>> BEGIN
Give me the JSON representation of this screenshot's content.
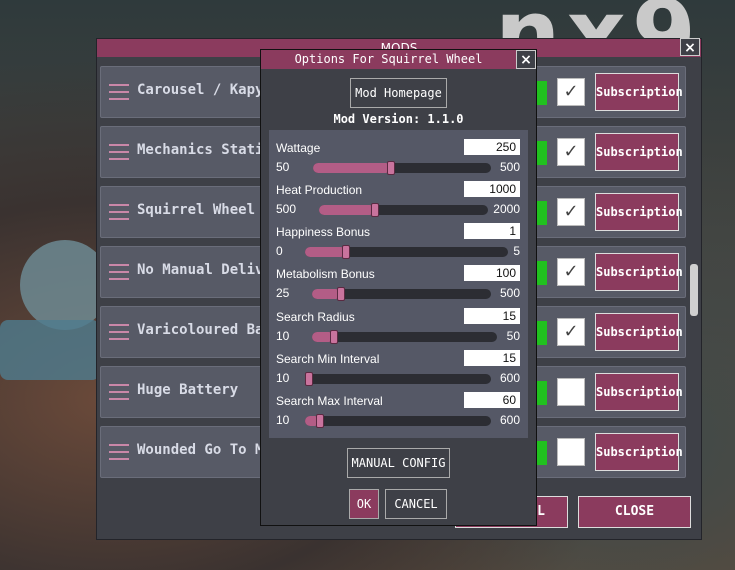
{
  "background": {
    "logo_text": "nx9"
  },
  "mods_window": {
    "title": "MODS",
    "close_icon": "×",
    "rows": [
      {
        "name": "Carousel / Карусель",
        "enabled": true,
        "subscription": "Subscription"
      },
      {
        "name": "Mechanics Station / ",
        "enabled": true,
        "subscription": "Subscription"
      },
      {
        "name": "Squirrel Wheel / Бе",
        "enabled": true,
        "subscription": "Subscription"
      },
      {
        "name": "No Manual Delivery",
        "enabled": true,
        "subscription": "Subscription"
      },
      {
        "name": "Varicoloured Balloon",
        "enabled": true,
        "subscription": "Subscription"
      },
      {
        "name": "Huge Battery",
        "enabled": false,
        "subscription": "Subscription"
      },
      {
        "name": "Wounded Go To Me",
        "enabled": false,
        "subscription": "Subscription"
      }
    ],
    "checkmark": "✓",
    "footer_left_fragment": "L",
    "close_button": "CLOSE"
  },
  "options_dialog": {
    "title": "Options For Squirrel Wheel",
    "close_icon": "×",
    "homepage_button": "Mod Homepage",
    "version": "Mod Version: 1.1.0",
    "settings": [
      {
        "label": "Wattage",
        "value": "250",
        "min": "50",
        "max": "500",
        "fraction": 0.44
      },
      {
        "label": "Heat Production",
        "value": "1000",
        "min": "500",
        "max": "2000",
        "fraction": 0.33
      },
      {
        "label": "Happiness Bonus",
        "value": "1",
        "min": "0",
        "max": "5",
        "fraction": 0.2
      },
      {
        "label": "Metabolism Bonus",
        "value": "100",
        "min": "25",
        "max": "500",
        "fraction": 0.16
      },
      {
        "label": "Search Radius",
        "value": "15",
        "min": "10",
        "max": "50",
        "fraction": 0.12
      },
      {
        "label": "Search Min Interval",
        "value": "15",
        "min": "10",
        "max": "600",
        "fraction": 0.01
      },
      {
        "label": "Search Max Interval",
        "value": "60",
        "min": "10",
        "max": "600",
        "fraction": 0.08
      }
    ],
    "manual_config_button": "MANUAL CONFIG",
    "ok_button": "OK",
    "cancel_button": "CANCEL"
  },
  "colors": {
    "accent": "#8b3b5e",
    "panel": "#3e4047",
    "slider_fill": "#b35d86",
    "enabled_green": "#21c11f"
  }
}
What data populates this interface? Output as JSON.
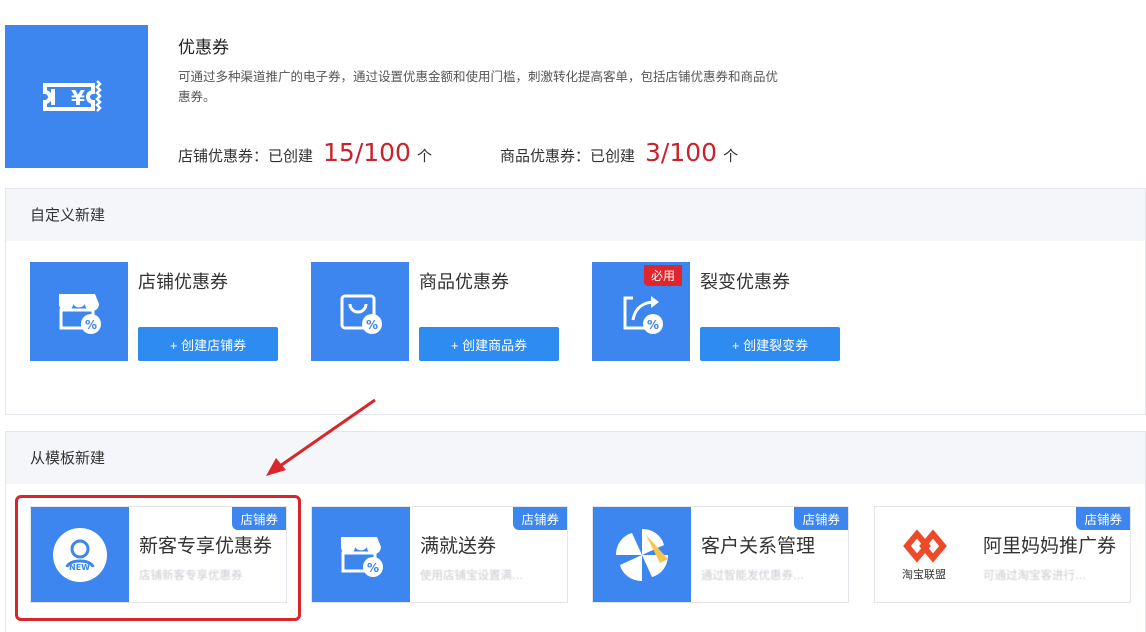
{
  "header": {
    "title": "优惠券",
    "description": "可通过多种渠道推广的电子券，通过设置优惠金额和使用门槛，刺激转化提高客单，包括店铺优惠券和商品优惠券。",
    "stats": [
      {
        "label": "店铺优惠券：已创建",
        "count": "15/100",
        "unit": "个"
      },
      {
        "label": "商品优惠券：已创建",
        "count": "3/100",
        "unit": "个"
      }
    ]
  },
  "custom": {
    "heading": "自定义新建",
    "cards": [
      {
        "title": "店铺优惠券",
        "button": "+ 创建店铺券",
        "icon": "shop-coupon-icon"
      },
      {
        "title": "商品优惠券",
        "button": "+ 创建商品券",
        "icon": "bag-coupon-icon"
      },
      {
        "title": "裂变优惠券",
        "button": "+ 创建裂变券",
        "icon": "share-coupon-icon",
        "badge": "必用"
      }
    ]
  },
  "template": {
    "heading": "从模板新建",
    "cards": [
      {
        "title": "新客专享优惠券",
        "desc": "店铺新客专享优惠券",
        "tag": "店铺券",
        "icon": "new-customer-icon"
      },
      {
        "title": "满就送券",
        "desc": "使用店铺宝设置满...",
        "tag": "店铺券",
        "icon": "shop-coupon-icon"
      },
      {
        "title": "客户关系管理",
        "desc": "通过智能发优惠券...",
        "tag": "店铺券",
        "icon": "pinwheel-icon"
      },
      {
        "title": "阿里妈妈推广券",
        "desc": "可通过淘宝客进行...",
        "tag": "店铺券",
        "icon": "taobao-union-logo",
        "logo_text": "淘宝联盟"
      }
    ]
  },
  "colors": {
    "brand": "#3d86f0",
    "button": "#2e8cf0",
    "count": "#c8232c",
    "highlight": "#d9262a"
  }
}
>> END
The request:
Identify which lines contain the word "Interval" and copy each one.

Correct result:
        "label": "Search Min Interval",
        "label": "Search Max Interval",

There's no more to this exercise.